#### [RECORDS FOR THE TASK]
+ + + + + + +
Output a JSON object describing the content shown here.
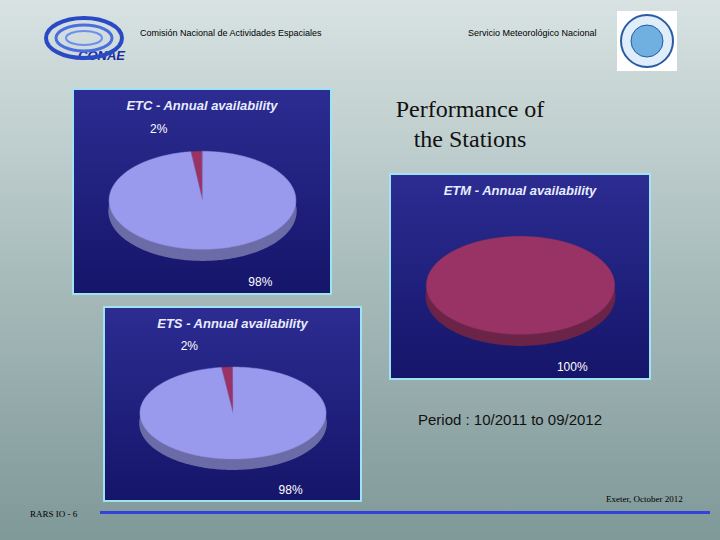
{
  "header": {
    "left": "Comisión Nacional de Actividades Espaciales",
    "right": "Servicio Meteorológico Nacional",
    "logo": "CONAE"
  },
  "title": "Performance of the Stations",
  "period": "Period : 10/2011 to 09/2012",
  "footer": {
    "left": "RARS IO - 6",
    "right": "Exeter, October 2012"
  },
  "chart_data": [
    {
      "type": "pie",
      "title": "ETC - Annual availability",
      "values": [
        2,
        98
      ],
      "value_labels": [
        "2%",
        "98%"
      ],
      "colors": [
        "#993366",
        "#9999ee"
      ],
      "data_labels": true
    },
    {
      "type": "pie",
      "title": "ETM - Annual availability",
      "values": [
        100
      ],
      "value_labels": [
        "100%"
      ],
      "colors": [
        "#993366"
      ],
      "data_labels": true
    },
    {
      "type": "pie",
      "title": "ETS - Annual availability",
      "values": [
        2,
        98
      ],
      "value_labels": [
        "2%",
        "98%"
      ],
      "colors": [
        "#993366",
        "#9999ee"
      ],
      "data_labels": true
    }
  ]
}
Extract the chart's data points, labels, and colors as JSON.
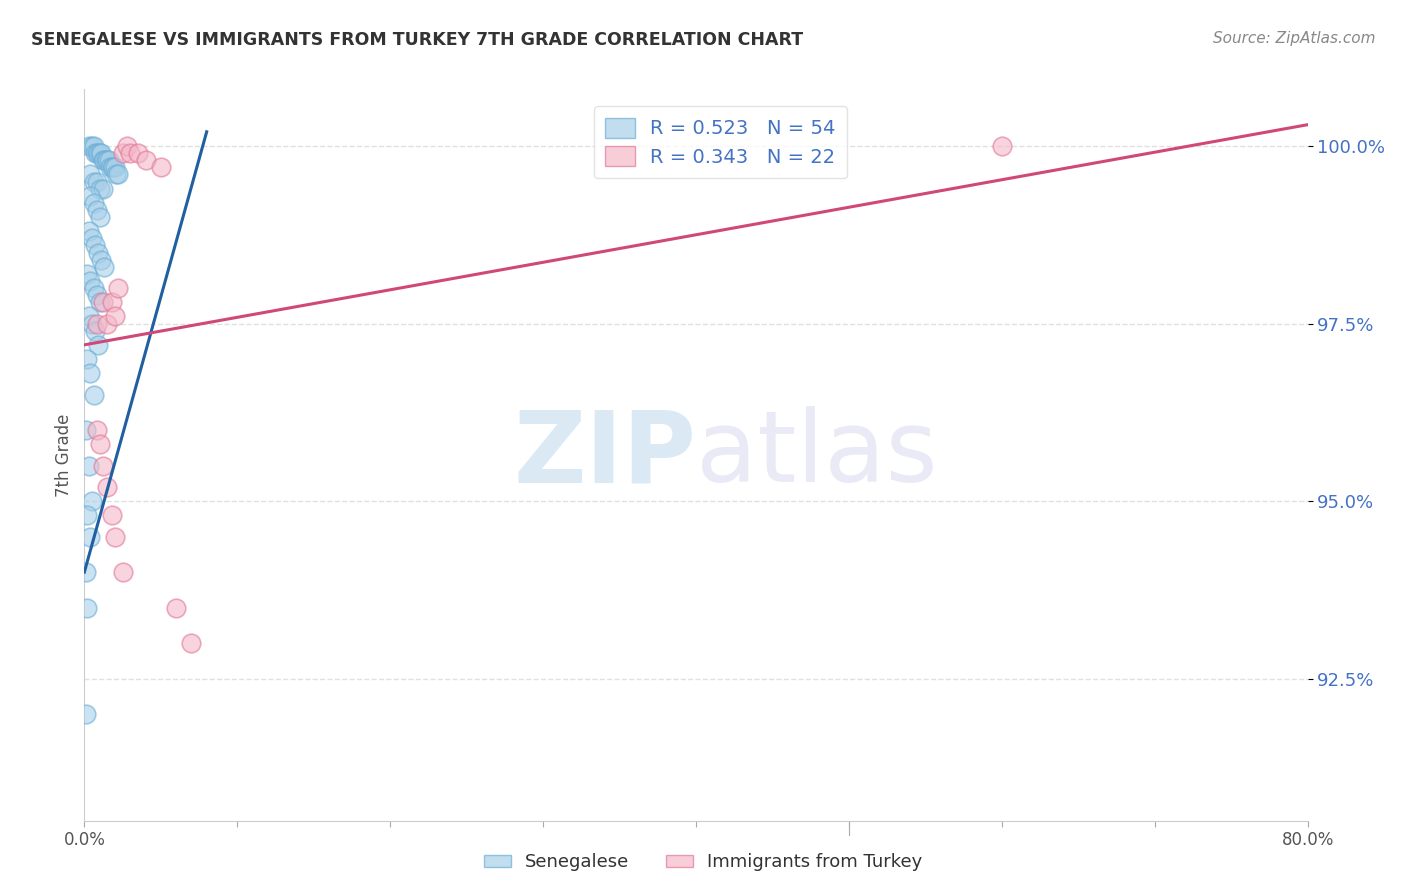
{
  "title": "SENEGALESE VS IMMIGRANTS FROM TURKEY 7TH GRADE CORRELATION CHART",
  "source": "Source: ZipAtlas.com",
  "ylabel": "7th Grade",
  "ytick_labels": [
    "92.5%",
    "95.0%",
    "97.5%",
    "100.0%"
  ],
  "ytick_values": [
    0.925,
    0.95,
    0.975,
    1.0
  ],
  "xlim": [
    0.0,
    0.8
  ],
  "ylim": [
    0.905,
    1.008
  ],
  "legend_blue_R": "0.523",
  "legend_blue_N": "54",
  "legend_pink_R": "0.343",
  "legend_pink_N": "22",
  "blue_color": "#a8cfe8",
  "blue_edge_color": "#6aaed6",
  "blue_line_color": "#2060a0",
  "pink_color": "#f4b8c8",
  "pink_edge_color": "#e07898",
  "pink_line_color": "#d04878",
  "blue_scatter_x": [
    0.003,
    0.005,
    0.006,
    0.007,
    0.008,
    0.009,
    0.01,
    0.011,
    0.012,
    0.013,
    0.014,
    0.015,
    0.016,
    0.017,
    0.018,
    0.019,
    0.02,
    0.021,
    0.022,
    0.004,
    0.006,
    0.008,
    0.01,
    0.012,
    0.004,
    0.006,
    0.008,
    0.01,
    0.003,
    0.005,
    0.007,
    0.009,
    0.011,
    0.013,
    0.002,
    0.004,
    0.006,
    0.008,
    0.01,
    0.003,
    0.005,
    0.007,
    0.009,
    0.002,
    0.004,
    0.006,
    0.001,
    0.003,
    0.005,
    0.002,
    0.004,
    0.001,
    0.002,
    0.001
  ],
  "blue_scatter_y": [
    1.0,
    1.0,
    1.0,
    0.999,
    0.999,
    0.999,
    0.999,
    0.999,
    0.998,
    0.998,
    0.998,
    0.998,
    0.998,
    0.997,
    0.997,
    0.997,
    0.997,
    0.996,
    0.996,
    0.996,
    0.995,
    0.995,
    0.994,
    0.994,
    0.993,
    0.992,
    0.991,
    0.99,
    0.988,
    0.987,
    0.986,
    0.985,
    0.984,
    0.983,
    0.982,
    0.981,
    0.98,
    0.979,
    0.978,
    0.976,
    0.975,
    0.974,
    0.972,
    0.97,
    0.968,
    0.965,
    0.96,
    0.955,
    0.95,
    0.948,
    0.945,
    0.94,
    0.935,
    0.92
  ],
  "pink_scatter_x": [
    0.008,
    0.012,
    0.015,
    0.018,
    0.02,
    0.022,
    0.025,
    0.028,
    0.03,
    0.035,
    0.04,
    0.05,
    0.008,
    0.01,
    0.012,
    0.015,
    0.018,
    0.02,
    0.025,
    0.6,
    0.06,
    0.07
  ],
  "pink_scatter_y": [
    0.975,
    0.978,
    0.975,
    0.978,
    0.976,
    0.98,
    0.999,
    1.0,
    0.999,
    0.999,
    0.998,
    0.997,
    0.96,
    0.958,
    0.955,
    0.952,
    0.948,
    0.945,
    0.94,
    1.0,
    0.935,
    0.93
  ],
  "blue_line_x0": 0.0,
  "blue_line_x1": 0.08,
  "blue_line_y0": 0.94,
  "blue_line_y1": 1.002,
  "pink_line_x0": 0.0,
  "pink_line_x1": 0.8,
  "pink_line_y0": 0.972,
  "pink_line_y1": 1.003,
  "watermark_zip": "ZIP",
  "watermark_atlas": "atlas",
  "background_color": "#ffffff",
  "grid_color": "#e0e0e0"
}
+ + + + + + +
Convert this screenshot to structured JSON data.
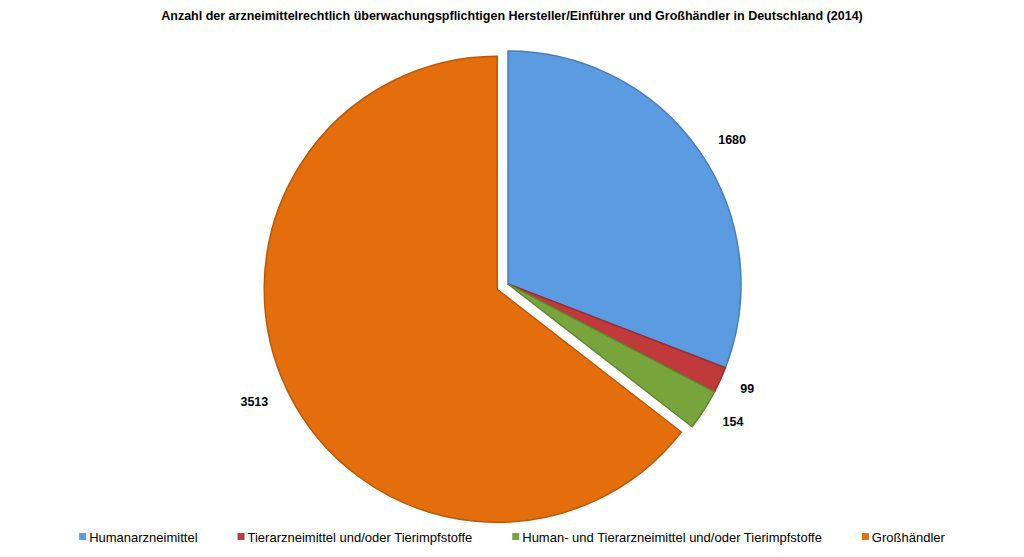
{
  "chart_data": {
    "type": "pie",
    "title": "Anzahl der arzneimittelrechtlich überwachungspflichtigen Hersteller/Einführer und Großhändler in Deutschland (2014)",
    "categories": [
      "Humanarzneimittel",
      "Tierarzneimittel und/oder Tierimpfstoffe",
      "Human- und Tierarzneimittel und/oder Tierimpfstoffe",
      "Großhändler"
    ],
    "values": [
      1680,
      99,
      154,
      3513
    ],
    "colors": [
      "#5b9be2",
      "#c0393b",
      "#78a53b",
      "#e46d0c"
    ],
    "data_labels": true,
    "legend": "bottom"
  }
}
+ + + + + + +
What is the number of lines above that contain the string "Tierarzneimittel"? Answer with the number alone.

#### [RESPONSE TO THE EXERCISE]
2